What the exercise asks: Work out the number of lines containing "Figure". Answer with nothing but that number.
───── Data to process ─────
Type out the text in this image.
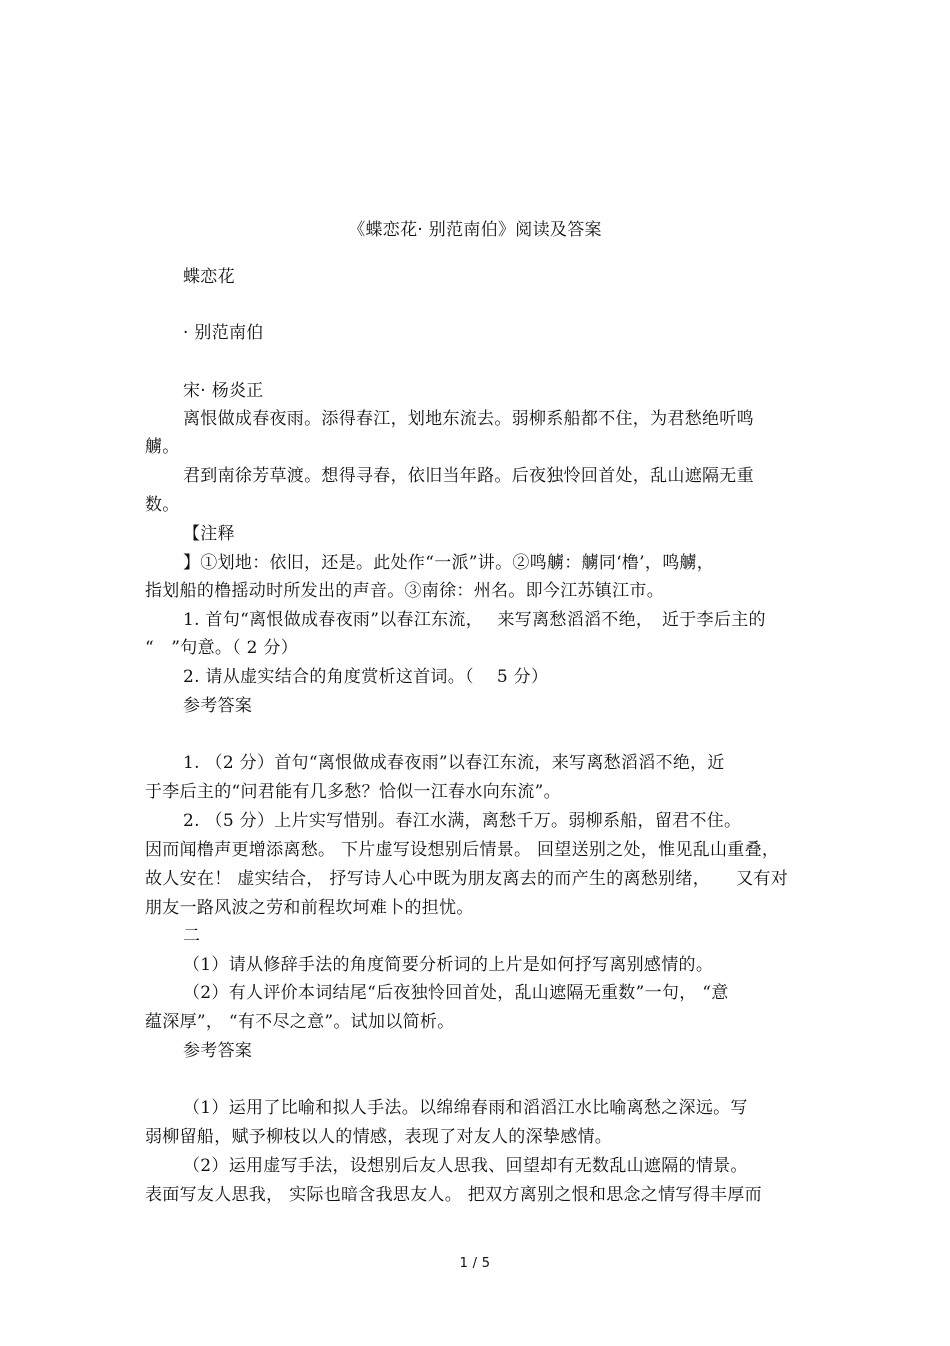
《蝶恋花· 别范南伯》阅读及答案
蝶恋花
· 别范南伯
宋· 杨炎正
离恨做成春夜雨。添得春江，划地东流去。弱柳系船都不住，为君愁绝听鸣
艣。
君到南徐芳草渡。想得寻春，依旧当年路。后夜独怜回首处，乱山遮隔无重
数。
【注释
】①划地：依旧，还是。此处作“一派”讲。②鸣艣：艣同‘橹’，鸣艣，
指划船的橹摇动时所发出的声音。③南徐：州名。即今江苏镇江市。
1. 首句“离恨做成春夜雨”以春江东流，　 来写离愁滔滔不绝，　近于李后主的
“　”句意。（ 2 分）
2. 请从虚实结合的角度赏析这首词。（　 5 分）
参考答案
1. （2 分）首句“离恨做成春夜雨”以春江东流，来写离愁滔滔不绝，近
于李后主的“问君能有几多愁？恰似一江春水向东流”。
2. （5 分）上片实写惜别。春江水满，离愁千万。弱柳系船，留君不住。
因而闻橹声更增添离愁。 下片虚写设想别后情景。 回望送别之处，惟见乱山重叠，
故人安在！ 虚实结合， 抒写诗人心中既为朋友离去的而产生的离愁别绪，　　又有对
朋友一路风波之劳和前程坎坷难卜的担忧。
二
（1）请从修辞手法的角度简要分析词的上片是如何抒写离别感情的。
（2）有人评价本词结尾“后夜独怜回首处，乱山遮隔无重数”一句， “意
蕴深厚”， “有不尽之意”。试加以简析。
参考答案
（1）运用了比喻和拟人手法。以绵绵春雨和滔滔江水比喻离愁之深远。写
弱柳留船，赋予柳枝以人的情感，表现了对友人的深挚感情。
（2）运用虚写手法，设想别后友人思我、回望却有无数乱山遮隔的情景。
表面写友人思我， 实际也暗含我思友人。 把双方离别之恨和思念之情写得丰厚而
1 / 5
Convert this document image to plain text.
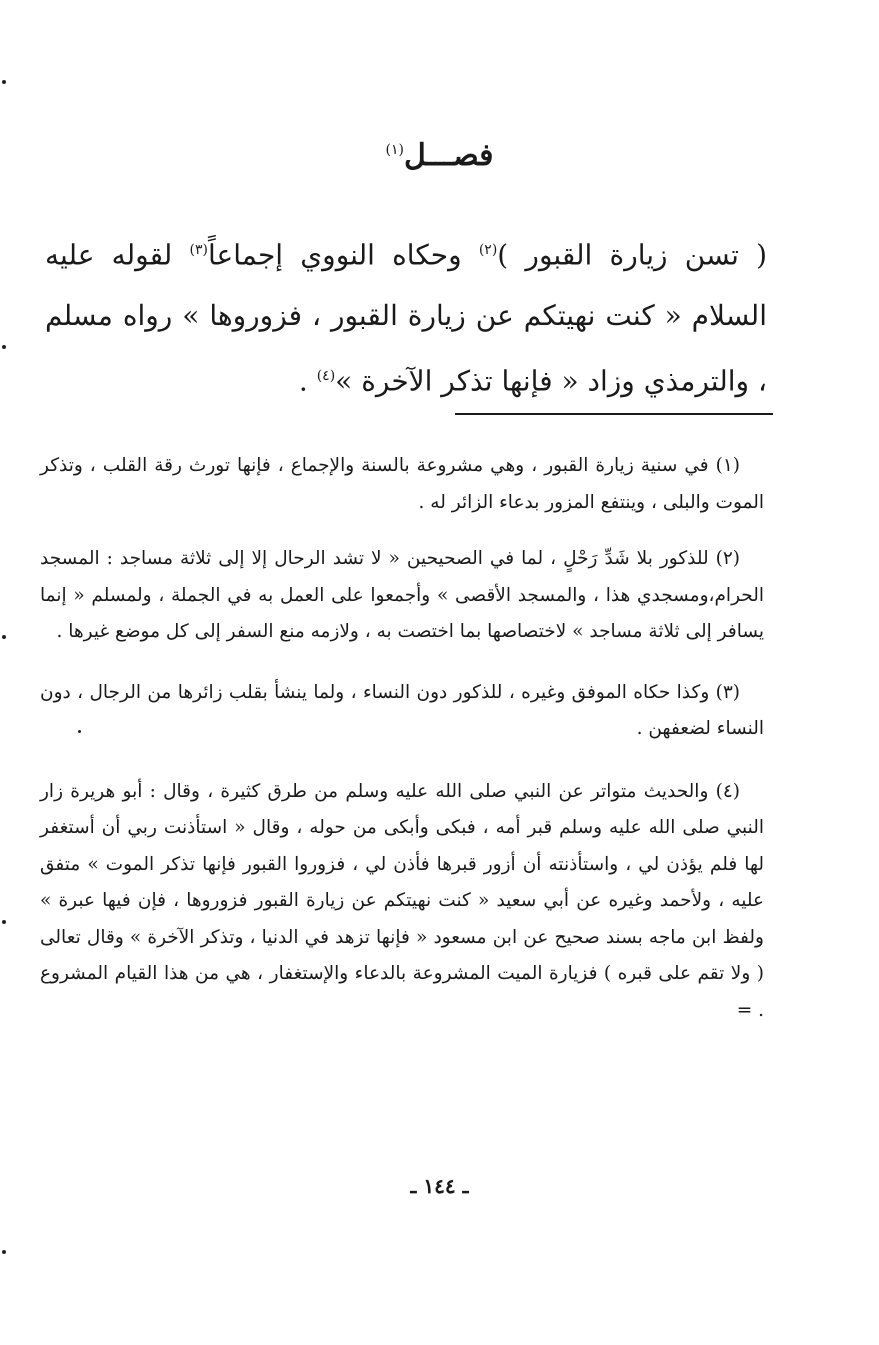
فصـــل$^{(١)}$

( تسن زيارة القبور )$^{(٢)}$ وحكاه النووي إجماعاً$^{(٣)}$ لقوله عليه السلام « كنت نهيتكم عن زيارة القبور ، فزوروها » رواه مسلم ، والترمذي وزاد « فإنها تذكر الآخرة »$^{(٤)}$ .

(١) في سنية زيارة القبور ، وهي مشروعة بالسنة والإجماع ، فإنها تورث رقة القلب ، وتذكر الموت والبلى ، وينتفع المزور بدعاء الزائر له .

(٢) للذكور بلا شَدِّ رَحْلٍ ، لما في الصحيحين « لا تشد الرحال إلا إلى ثلاثة مساجد : المسجد الحرام،ومسجدي هذا ، والمسجد الأقصى » وأجمعوا على العمل به في الجملة ، ولمسلم « إنما يسافر إلى ثلاثة مساجد » لاختصاصها بما اختصت به ، ولازمه منع السفر إلى كل موضع غيرها .

(٣) وكذا حكاه الموفق وغيره ، للذكور دون النساء ، ولما ينشأ بقلب زائرها من الرجال ، دون النساء لضعفهن .

(٤) والحديث متواتر عن النبي صلى الله عليه وسلم من طرق كثيرة ، وقال : أبو هريرة زار النبي صلى الله عليه وسلم قبر أمه ، فبكى وأبكى من حوله ، وقال « استأذنت ربي أن أستغفر لها فلم يؤذن لي ، واستأذنته أن أزور قبرها فأذن لي ، فزوروا القبور فإنها تذكر الموت » متفق عليه ، ولأحمد وغيره عن أبي سعيد « كنت نهيتكم عن زيارة القبور فزوروها ، فإن فيها عبرة » ولفظ ابن ماجه بسند صحيح عن ابن مسعود « فإنها تزهد في الدنيا ، وتذكر الآخرة » وقال تعالى ( ولا تقم على قبره ) فزيارة الميت المشروعة بالدعاء والإستغفار ، هي من هذا القيام المشروع . =

ـ ١٤٤ ـ
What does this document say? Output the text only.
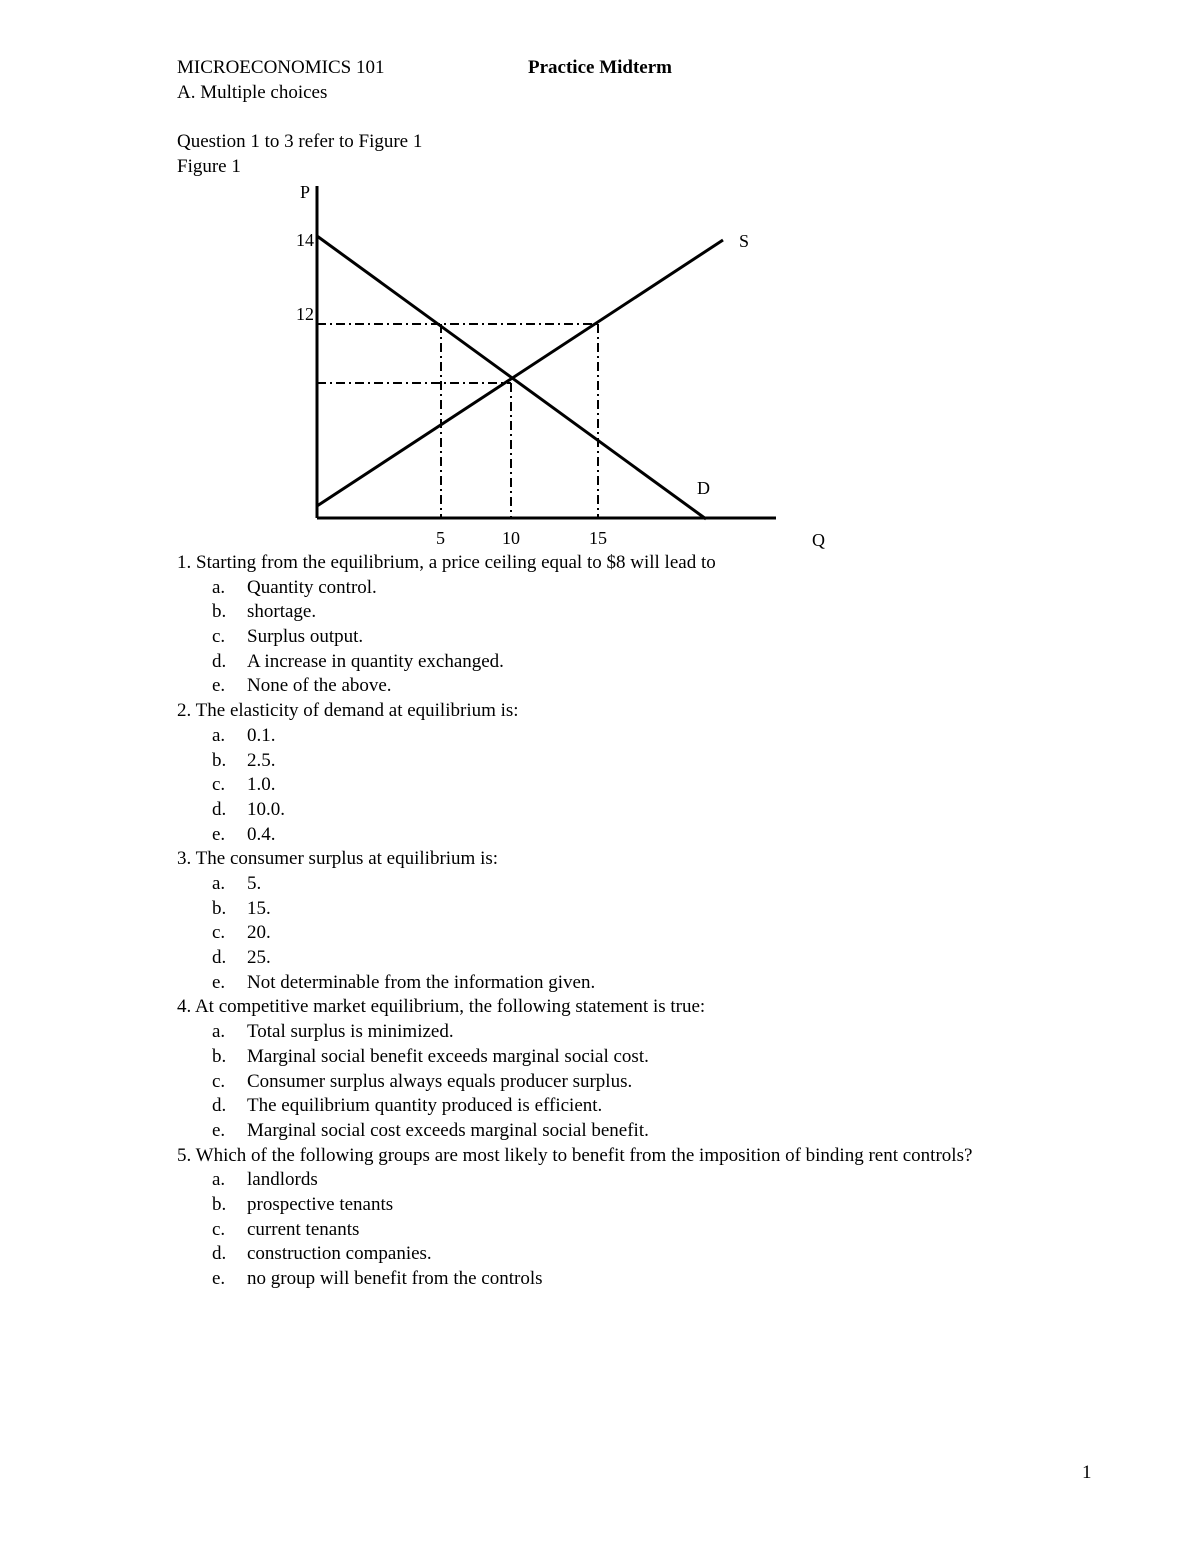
MICROECONOMICS 101	Practice Midterm
A. Multiple choices
Question 1 to 3 refer to Figure 1
Figure 1
P
14
12
S
D
5	10	15	Q
1. Starting from the equilibrium, a price ceiling equal to $8 will lead to
a. Quantity control.
b. shortage.
c. Surplus output.
d. A increase in quantity exchanged.
e. None of the above.
2. The elasticity of demand at equilibrium is:
a. 0.1.
b. 2.5.
c. 1.0.
d. 10.0.
e. 0.4.
3. The consumer surplus at equilibrium is:
a. 5.
b. 15.
c. 20.
d. 25.
e. Not determinable from the information given.
4. At competitive market equilibrium, the following statement is true:
a. Total surplus is minimized.
b. Marginal social benefit exceeds marginal social cost.
c. Consumer surplus always equals producer surplus.
d. The equilibrium quantity produced is efficient.
e. Marginal social cost exceeds marginal social benefit.
5. Which of the following groups are most likely to benefit from the imposition of binding rent controls?
a. landlords
b. prospective tenants
c. current tenants
d. construction companies.
e. no group will benefit from the controls
1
─────
Correct response: 2